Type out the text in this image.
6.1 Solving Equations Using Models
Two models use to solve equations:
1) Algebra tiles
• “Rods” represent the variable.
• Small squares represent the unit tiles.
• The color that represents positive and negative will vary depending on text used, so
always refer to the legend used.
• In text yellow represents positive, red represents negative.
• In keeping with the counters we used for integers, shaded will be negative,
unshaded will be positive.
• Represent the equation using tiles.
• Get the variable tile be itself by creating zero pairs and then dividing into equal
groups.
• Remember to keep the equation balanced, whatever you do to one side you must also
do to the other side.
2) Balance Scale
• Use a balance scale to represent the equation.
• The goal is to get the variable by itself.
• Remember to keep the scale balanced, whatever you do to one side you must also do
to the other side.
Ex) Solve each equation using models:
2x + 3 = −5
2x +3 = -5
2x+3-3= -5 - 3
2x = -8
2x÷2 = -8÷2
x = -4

════

*Exercise brief*
Print the listing above in full, exactly as it is.

*Answer to the task*
Type out the text in this image.
6.1 Solving Equations Using Models
Two models use to solve equations:
1) Algebra tiles
• “Rods” represent the variable.
• Small squares represent the unit tiles.
• The color that represents positive and negative will vary depending on text used, so
always refer to the legend used.
• In text yellow represents positive, red represents negative.
• In keeping with the counters we used for integers, shaded will be negative,
unshaded will be positive.
• Represent the equation using tiles.
• Get the variable tile be itself by creating zero pairs and then dividing into equal
groups.
• Remember to keep the equation balanced, whatever you do to one side you must also
do to the other side.
2) Balance Scale
• Use a balance scale to represent the equation.
• The goal is to get the variable by itself.
• Remember to keep the scale balanced, whatever you do to one side you must also do
to the other side.
Ex) Solve each equation using models:
2x + 3 = −5
2x +3 = -5
2x+3-3= -5 - 3
2x = -8
2x÷2 = -8÷2
x = -4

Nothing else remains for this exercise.